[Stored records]
##########
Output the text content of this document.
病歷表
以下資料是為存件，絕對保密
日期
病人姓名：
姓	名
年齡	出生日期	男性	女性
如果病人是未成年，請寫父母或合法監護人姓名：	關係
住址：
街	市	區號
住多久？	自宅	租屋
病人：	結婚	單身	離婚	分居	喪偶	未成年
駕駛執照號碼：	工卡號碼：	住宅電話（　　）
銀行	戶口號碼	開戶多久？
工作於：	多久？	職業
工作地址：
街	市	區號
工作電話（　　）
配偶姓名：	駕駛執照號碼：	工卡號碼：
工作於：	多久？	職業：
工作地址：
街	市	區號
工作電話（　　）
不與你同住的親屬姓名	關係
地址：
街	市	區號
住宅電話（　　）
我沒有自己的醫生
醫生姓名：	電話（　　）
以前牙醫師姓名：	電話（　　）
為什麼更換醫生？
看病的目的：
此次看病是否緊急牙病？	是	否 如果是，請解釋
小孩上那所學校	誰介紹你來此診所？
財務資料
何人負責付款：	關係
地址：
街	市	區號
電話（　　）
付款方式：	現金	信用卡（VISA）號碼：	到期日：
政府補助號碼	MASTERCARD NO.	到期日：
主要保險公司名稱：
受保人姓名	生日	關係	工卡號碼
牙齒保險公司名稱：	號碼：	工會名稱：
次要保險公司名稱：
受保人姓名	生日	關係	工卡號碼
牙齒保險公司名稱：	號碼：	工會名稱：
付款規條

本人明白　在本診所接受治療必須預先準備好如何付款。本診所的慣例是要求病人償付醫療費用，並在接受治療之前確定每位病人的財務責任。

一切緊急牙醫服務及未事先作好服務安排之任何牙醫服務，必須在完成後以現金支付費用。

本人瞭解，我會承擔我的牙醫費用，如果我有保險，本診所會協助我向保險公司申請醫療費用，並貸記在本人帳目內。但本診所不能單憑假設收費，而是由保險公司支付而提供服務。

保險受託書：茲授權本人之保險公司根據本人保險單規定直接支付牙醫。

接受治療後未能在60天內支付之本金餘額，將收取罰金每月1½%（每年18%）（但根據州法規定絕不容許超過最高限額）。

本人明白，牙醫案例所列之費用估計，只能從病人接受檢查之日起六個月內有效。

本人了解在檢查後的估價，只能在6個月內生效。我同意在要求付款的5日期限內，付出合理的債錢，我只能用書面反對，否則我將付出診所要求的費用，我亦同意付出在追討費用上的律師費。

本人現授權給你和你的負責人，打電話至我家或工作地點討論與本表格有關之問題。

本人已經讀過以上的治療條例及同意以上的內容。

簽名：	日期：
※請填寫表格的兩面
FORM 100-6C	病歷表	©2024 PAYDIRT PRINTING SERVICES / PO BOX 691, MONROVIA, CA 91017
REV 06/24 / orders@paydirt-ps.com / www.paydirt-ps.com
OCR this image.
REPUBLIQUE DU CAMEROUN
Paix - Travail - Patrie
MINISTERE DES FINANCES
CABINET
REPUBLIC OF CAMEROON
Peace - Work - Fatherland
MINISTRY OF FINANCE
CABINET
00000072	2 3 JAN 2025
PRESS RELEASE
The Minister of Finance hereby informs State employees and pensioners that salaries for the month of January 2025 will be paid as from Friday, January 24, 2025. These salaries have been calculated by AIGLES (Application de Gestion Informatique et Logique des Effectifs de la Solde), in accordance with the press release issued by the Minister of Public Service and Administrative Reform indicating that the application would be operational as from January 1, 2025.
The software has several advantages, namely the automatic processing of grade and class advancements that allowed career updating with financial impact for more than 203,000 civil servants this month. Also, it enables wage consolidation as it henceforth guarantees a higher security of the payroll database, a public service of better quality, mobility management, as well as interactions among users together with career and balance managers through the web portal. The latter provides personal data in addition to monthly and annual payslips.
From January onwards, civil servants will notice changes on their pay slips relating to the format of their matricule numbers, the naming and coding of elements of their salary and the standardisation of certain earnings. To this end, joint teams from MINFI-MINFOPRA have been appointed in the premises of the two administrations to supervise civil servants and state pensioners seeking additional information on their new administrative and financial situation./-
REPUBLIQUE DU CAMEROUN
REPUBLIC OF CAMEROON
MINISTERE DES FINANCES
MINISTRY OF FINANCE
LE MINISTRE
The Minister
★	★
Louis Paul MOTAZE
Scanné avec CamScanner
##########
### What you will do
From the listing above, extract all records word for word.

### Answer to this problem
Output the text content of this document.
病歷表
以下資料是為存件，絕對保密
日期
病人姓名：
姓	名
年齡	出生日期	男性	女性
如果病人是未成年，請寫父母或合法監護人姓名：	關係
住址：
街	市	區號
住多久？	自宅	租屋
病人：	結婚	單身	離婚	分居	喪偶	未成年
駕駛執照號碼：	工卡號碼：	住宅電話（　　）
銀行	戶口號碼	開戶多久？
工作於：	多久？	職業
工作地址：
街	市	區號
工作電話（　　）
配偶姓名：	駕駛執照號碼：	工卡號碼：
工作於：	多久？	職業：
工作地址：
街	市	區號
工作電話（　　）
不與你同住的親屬姓名	關係
地址：
街	市	區號
住宅電話（　　）
我沒有自己的醫生
醫生姓名：	電話（　　）
以前牙醫師姓名：	電話（　　）
為什麼更換醫生？
看病的目的：
此次看病是否緊急牙病？	是	否 如果是，請解釋
小孩上那所學校	誰介紹你來此診所？
財務資料
何人負責付款：	關係
地址：
街	市	區號
電話（　　）
付款方式：	現金	信用卡（VISA）號碼：	到期日：
政府補助號碼	MASTERCARD NO.	到期日：
主要保險公司名稱：
受保人姓名	生日	關係	工卡號碼
牙齒保險公司名稱：	號碼：	工會名稱：
次要保險公司名稱：
受保人姓名	生日	關係	工卡號碼
牙齒保險公司名稱：	號碼：	工會名稱：
付款規條

本人明白　在本診所接受治療必須預先準備好如何付款。本診所的慣例是要求病人償付醫療費用，並在接受治療之前確定每位病人的財務責任。

一切緊急牙醫服務及未事先作好服務安排之任何牙醫服務，必須在完成後以現金支付費用。

本人瞭解，我會承擔我的牙醫費用，如果我有保險，本診所會協助我向保險公司申請醫療費用，並貸記在本人帳目內。但本診所不能單憑假設收費，而是由保險公司支付而提供服務。

保險受託書：茲授權本人之保險公司根據本人保險單規定直接支付牙醫。

接受治療後未能在60天內支付之本金餘額，將收取罰金每月1½%（每年18%）（但根據州法規定絕不容許超過最高限額）。

本人明白，牙醫案例所列之費用估計，只能從病人接受檢查之日起六個月內有效。

本人了解在檢查後的估價，只能在6個月內生效。我同意在要求付款的5日期限內，付出合理的債錢，我只能用書面反對，否則我將付出診所要求的費用，我亦同意付出在追討費用上的律師費。

本人現授權給你和你的負責人，打電話至我家或工作地點討論與本表格有關之問題。

本人已經讀過以上的治療條例及同意以上的內容。

簽名：	日期：
※請填寫表格的兩面
FORM 100-6C	病歷表	©2024 PAYDIRT PRINTING SERVICES / PO BOX 691, MONROVIA, CA 91017
REV 06/24 / orders@paydirt-ps.com / www.paydirt-ps.com
OCR this image.
REPUBLIQUE DU CAMEROUN
Paix - Travail - Patrie
MINISTERE DES FINANCES
CABINET
REPUBLIC OF CAMEROON
Peace - Work - Fatherland
MINISTRY OF FINANCE
CABINET
00000072	2 3 JAN 2025
PRESS RELEASE
The Minister of Finance hereby informs State employees and pensioners that salaries for the month of January 2025 will be paid as from Friday, January 24, 2025. These salaries have been calculated by AIGLES (Application de Gestion Informatique et Logique des Effectifs de la Solde), in accordance with the press release issued by the Minister of Public Service and Administrative Reform indicating that the application would be operational as from January 1, 2025.
The software has several advantages, namely the automatic processing of grade and class advancements that allowed career updating with financial impact for more than 203,000 civil servants this month. Also, it enables wage consolidation as it henceforth guarantees a higher security of the payroll database, a public service of better quality, mobility management, as well as interactions among users together with career and balance managers through the web portal. The latter provides personal data in addition to monthly and annual payslips.
From January onwards, civil servants will notice changes on their pay slips relating to the format of their matricule numbers, the naming and coding of elements of their salary and the standardisation of certain earnings. To this end, joint teams from MINFI-MINFOPRA have been appointed in the premises of the two administrations to supervise civil servants and state pensioners seeking additional information on their new administrative and financial situation./-
REPUBLIQUE DU CAMEROUN
REPUBLIC OF CAMEROON
MINISTERE DES FINANCES
MINISTRY OF FINANCE
LE MINISTRE
The Minister
★	★
Louis Paul MOTAZE
Scanné avec CamScanner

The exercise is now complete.